» **Work item**:
Report back every line below that carries the word "image".

(Transcript data for document pages)
────────────────
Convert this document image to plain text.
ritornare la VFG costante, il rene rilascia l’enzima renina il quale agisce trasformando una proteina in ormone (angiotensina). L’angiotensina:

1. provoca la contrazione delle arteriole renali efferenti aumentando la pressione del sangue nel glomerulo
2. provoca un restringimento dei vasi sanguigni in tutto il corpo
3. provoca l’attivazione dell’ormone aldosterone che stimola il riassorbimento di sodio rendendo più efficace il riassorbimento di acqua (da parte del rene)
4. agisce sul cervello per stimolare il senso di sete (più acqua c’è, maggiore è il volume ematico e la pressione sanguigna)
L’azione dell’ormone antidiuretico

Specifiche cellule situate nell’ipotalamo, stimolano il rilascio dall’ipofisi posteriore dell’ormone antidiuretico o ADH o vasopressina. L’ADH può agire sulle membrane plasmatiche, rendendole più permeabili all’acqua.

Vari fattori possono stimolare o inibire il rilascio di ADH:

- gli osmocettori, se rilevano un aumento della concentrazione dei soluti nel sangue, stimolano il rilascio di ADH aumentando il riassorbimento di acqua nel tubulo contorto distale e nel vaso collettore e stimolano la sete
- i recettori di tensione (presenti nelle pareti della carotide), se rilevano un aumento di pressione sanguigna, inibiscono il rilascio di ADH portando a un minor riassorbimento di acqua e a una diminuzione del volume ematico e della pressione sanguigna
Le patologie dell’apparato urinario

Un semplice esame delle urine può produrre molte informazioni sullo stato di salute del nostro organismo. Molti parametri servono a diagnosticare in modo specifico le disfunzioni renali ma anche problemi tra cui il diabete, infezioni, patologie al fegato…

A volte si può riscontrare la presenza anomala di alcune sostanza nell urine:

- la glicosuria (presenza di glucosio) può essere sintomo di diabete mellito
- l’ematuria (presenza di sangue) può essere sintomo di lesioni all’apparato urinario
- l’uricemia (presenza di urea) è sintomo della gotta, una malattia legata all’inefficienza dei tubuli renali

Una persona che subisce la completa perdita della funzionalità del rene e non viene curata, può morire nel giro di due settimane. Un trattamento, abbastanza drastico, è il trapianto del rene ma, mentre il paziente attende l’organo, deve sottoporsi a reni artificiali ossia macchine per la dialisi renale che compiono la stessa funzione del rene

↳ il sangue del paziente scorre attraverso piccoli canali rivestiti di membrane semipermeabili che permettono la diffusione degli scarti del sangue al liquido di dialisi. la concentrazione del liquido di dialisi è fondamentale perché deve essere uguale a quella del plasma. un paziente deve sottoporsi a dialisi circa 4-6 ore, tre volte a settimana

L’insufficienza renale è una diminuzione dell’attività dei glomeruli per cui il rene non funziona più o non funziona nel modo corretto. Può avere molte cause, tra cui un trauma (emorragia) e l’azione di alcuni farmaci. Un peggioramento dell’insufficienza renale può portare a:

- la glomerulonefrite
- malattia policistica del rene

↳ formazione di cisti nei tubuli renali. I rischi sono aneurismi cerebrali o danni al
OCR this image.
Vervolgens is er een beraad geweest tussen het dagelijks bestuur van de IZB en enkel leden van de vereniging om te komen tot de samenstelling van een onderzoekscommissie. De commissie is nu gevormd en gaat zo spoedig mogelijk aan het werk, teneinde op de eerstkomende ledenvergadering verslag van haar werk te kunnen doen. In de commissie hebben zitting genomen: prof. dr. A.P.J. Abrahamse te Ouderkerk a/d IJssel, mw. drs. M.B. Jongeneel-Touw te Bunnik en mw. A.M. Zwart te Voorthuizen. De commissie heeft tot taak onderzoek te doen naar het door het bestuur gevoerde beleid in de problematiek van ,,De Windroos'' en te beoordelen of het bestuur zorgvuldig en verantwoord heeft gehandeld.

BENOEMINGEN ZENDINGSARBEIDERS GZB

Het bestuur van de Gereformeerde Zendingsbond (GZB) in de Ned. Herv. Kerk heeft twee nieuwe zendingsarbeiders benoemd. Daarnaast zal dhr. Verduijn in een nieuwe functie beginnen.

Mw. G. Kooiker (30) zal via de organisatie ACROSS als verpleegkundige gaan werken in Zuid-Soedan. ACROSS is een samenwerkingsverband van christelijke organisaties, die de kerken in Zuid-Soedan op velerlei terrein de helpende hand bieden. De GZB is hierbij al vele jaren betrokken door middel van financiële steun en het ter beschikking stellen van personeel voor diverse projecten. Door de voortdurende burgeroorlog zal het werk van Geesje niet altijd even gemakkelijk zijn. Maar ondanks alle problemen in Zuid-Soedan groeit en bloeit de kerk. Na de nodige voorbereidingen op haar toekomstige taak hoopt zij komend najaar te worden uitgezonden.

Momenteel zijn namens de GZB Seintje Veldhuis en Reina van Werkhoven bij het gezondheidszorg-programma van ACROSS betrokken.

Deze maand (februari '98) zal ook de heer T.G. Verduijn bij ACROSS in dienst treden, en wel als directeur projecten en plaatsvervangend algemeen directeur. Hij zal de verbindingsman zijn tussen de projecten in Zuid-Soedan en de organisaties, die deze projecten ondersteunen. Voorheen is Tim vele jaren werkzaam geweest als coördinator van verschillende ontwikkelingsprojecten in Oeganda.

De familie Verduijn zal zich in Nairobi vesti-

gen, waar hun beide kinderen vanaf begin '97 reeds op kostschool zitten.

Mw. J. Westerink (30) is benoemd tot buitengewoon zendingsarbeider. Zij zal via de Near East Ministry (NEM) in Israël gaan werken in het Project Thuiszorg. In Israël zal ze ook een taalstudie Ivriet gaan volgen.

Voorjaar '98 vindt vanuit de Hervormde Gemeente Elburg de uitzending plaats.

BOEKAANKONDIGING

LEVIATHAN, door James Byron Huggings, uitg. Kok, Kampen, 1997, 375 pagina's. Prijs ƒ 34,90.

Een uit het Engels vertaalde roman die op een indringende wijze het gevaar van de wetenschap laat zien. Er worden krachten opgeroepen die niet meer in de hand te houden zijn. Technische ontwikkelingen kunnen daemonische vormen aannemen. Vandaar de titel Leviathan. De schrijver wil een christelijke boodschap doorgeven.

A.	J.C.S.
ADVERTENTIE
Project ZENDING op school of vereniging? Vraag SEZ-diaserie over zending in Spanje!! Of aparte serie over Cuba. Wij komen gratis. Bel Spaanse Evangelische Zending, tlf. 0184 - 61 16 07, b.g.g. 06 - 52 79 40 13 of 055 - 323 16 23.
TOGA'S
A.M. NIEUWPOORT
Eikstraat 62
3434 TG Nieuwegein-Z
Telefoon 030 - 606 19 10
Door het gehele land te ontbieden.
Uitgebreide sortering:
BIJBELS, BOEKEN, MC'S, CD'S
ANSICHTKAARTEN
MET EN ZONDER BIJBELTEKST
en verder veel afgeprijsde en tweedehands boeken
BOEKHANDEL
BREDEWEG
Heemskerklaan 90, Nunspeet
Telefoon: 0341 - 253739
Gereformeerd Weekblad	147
────────────────
» **Exercise solution**:
Convert this document image to plain text.
OCR this image.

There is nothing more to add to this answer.